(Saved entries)
____________________

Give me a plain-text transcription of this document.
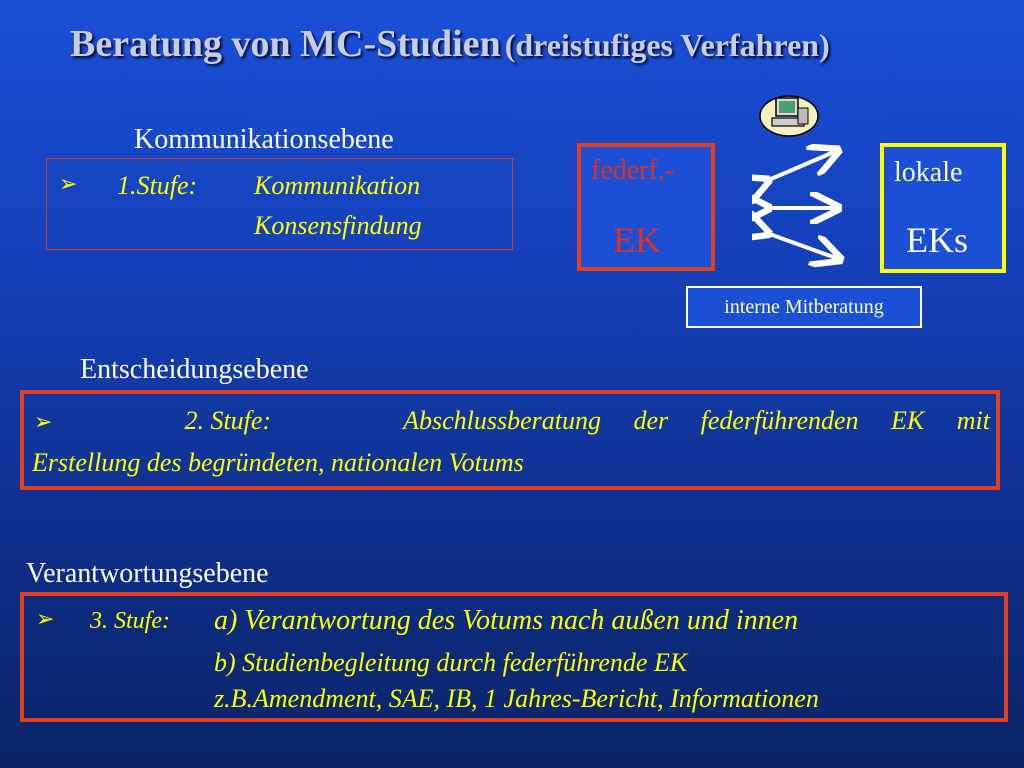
Beratung von MC-Studien (dreistufiges Verfahren)
Kommunikationsebene
➢ 1.Stufe: Kommunikation
Konsensfindung
federf.-
EK
lokale
EKs
interne Mitberatung
Entscheidungsebene
➢	2. Stufe:	Abschlussberatung der federführenden EK mit
Erstellung des begründeten, nationalen Votums
Verantwortungsebene
➢ 3. Stufe: a) Verantwortung des Votums nach außen und innen
b) Studienbegleitung durch federführende EK
z.B.Amendment, SAE, IB, 1 Jahres-Bericht, Informationen
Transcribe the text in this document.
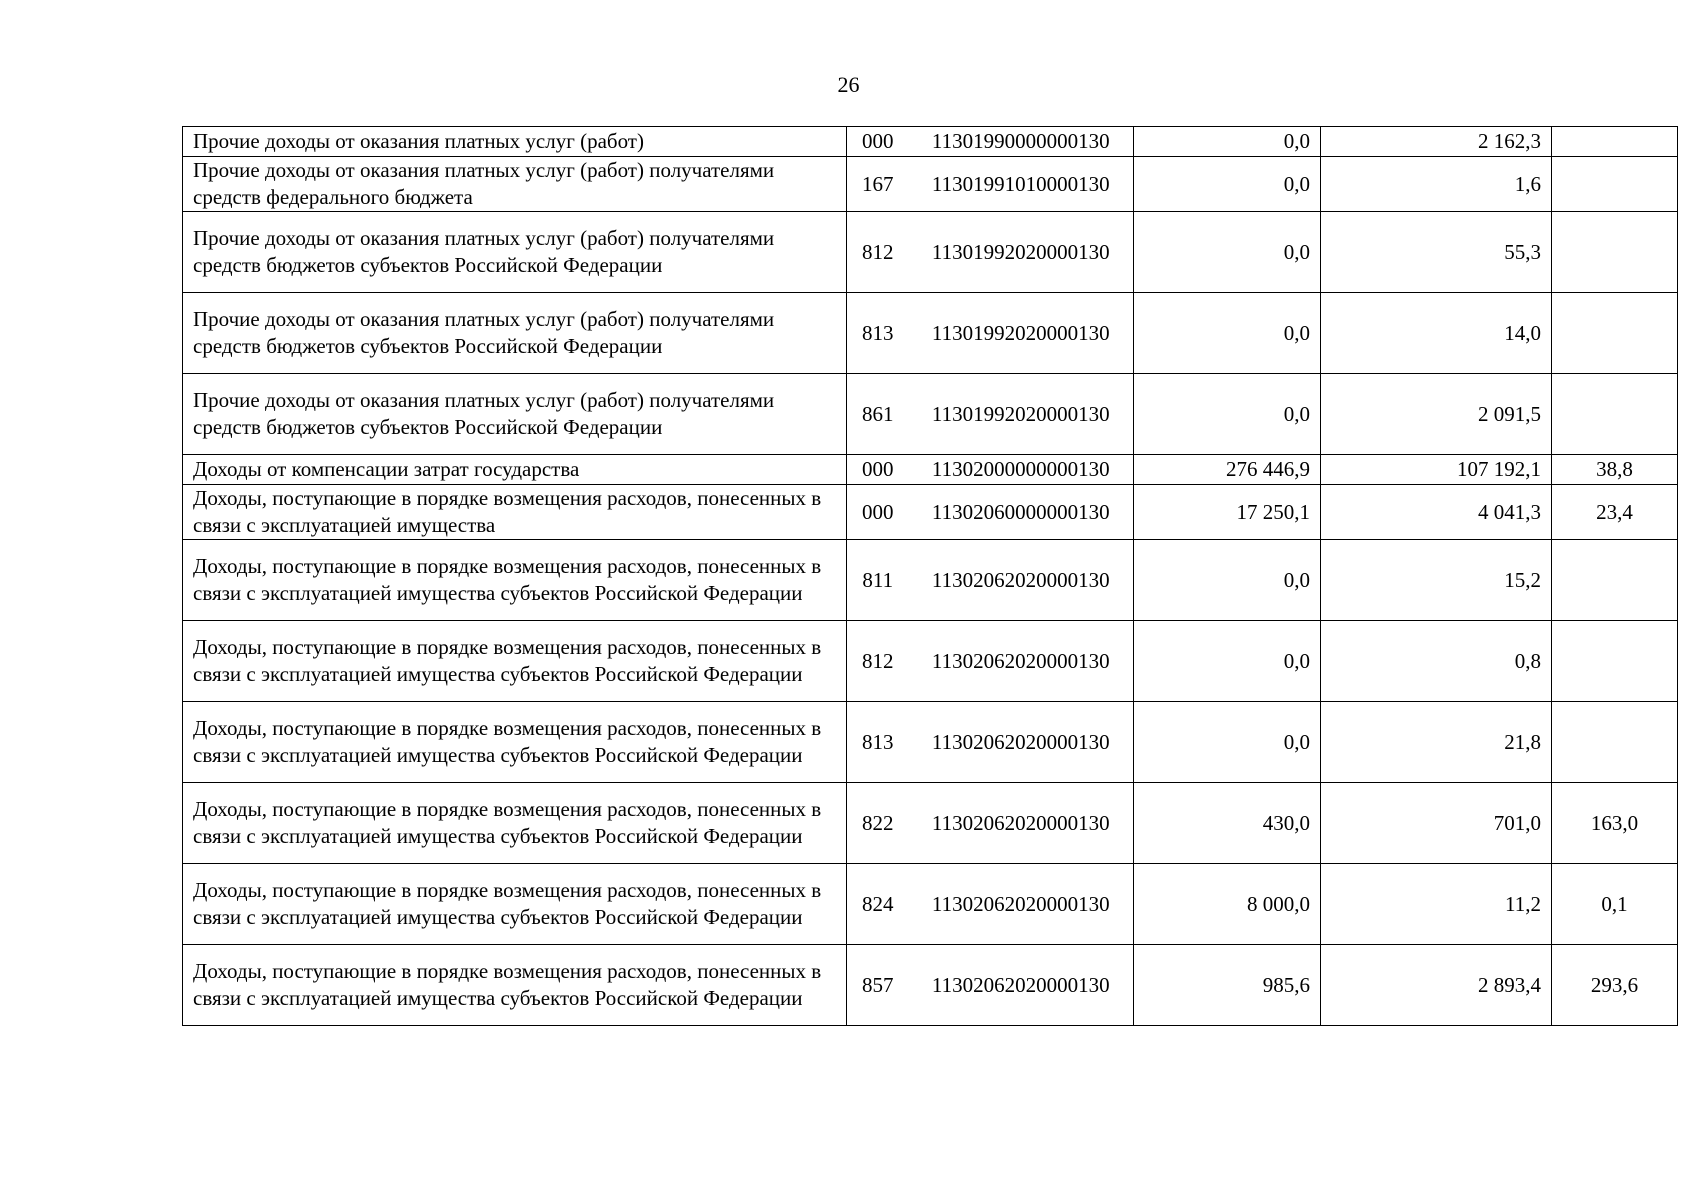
26
Прочие доходы от оказания платных услуг (работ)	000	11301990000000130	0,0	2 162,3	
Прочие доходы от оказания платных услуг (работ) получателями средств федерального бюджета	167	11301991010000130	0,0	1,6	
Прочие доходы от оказания платных услуг (работ) получателями средств бюджетов субъектов Российской Федерации	812	11301992020000130	0,0	55,3	
Прочие доходы от оказания платных услуг (работ) получателями средств бюджетов субъектов Российской Федерации	813	11301992020000130	0,0	14,0	
Прочие доходы от оказания платных услуг (работ) получателями средств бюджетов субъектов Российской Федерации	861	11301992020000130	0,0	2 091,5	
Доходы от компенсации затрат государства	000	11302000000000130	276 446,9	107 192,1	38,8
Доходы, поступающие в порядке возмещения расходов, понесенных в связи с эксплуатацией имущества	000	11302060000000130	17 250,1	4 041,3	23,4
Доходы, поступающие в порядке возмещения расходов, понесенных в связи с эксплуатацией имущества субъектов Российской Федерации	811	11302062020000130	0,0	15,2	
Доходы, поступающие в порядке возмещения расходов, понесенных в связи с эксплуатацией имущества субъектов Российской Федерации	812	11302062020000130	0,0	0,8	
Доходы, поступающие в порядке возмещения расходов, понесенных в связи с эксплуатацией имущества субъектов Российской Федерации	813	11302062020000130	0,0	21,8	
Доходы, поступающие в порядке возмещения расходов, понесенных в связи с эксплуатацией имущества субъектов Российской Федерации	822	11302062020000130	430,0	701,0	163,0
Доходы, поступающие в порядке возмещения расходов, понесенных в связи с эксплуатацией имущества субъектов Российской Федерации	824	11302062020000130	8 000,0	11,2	0,1
Доходы, поступающие в порядке возмещения расходов, понесенных в связи с эксплуатацией имущества субъектов Российской Федерации	857	11302062020000130	985,6	2 893,4	293,6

____________________

● WORK TO DO: Send back the data above word for word, with the pictures left out.

● WRITTEN RESPONSE:
Give me a plain-text transcription of this document.
Beratung von MC-Studien (dreistufiges Verfahren)
Kommunikationsebene
➢ 1.Stufe: Kommunikation
Konsensfindung
federf.-
EK
lokale
EKs
interne Mitberatung
Entscheidungsebene
➢	2. Stufe:	Abschlussberatung der federführenden EK mit
Erstellung des begründeten, nationalen Votums
Verantwortungsebene
➢ 3. Stufe: a) Verantwortung des Votums nach außen und innen
b) Studienbegleitung durch federführende EK
z.B.Amendment, SAE, IB, 1 Jahres-Bericht, Informationen
Transcribe the text in this document.
26
Прочие доходы от оказания платных услуг (работ)	000	11301990000000130	0,0	2 162,3	
Прочие доходы от оказания платных услуг (работ) получателями средств федерального бюджета	167	11301991010000130	0,0	1,6	
Прочие доходы от оказания платных услуг (работ) получателями средств бюджетов субъектов Российской Федерации	812	11301992020000130	0,0	55,3	
Прочие доходы от оказания платных услуг (работ) получателями средств бюджетов субъектов Российской Федерации	813	11301992020000130	0,0	14,0	
Прочие доходы от оказания платных услуг (работ) получателями средств бюджетов субъектов Российской Федерации	861	11301992020000130	0,0	2 091,5	
Доходы от компенсации затрат государства	000	11302000000000130	276 446,9	107 192,1	38,8
Доходы, поступающие в порядке возмещения расходов, понесенных в связи с эксплуатацией имущества	000	11302060000000130	17 250,1	4 041,3	23,4
Доходы, поступающие в порядке возмещения расходов, понесенных в связи с эксплуатацией имущества субъектов Российской Федерации	811	11302062020000130	0,0	15,2	
Доходы, поступающие в порядке возмещения расходов, понесенных в связи с эксплуатацией имущества субъектов Российской Федерации	812	11302062020000130	0,0	0,8	
Доходы, поступающие в порядке возмещения расходов, понесенных в связи с эксплуатацией имущества субъектов Российской Федерации	813	11302062020000130	0,0	21,8	
Доходы, поступающие в порядке возмещения расходов, понесенных в связи с эксплуатацией имущества субъектов Российской Федерации	822	11302062020000130	430,0	701,0	163,0
Доходы, поступающие в порядке возмещения расходов, понесенных в связи с эксплуатацией имущества субъектов Российской Федерации	824	11302062020000130	8 000,0	11,2	0,1
Доходы, поступающие в порядке возмещения расходов, понесенных в связи с эксплуатацией имущества субъектов Российской Федерации	857	11302062020000130	985,6	2 893,4	293,6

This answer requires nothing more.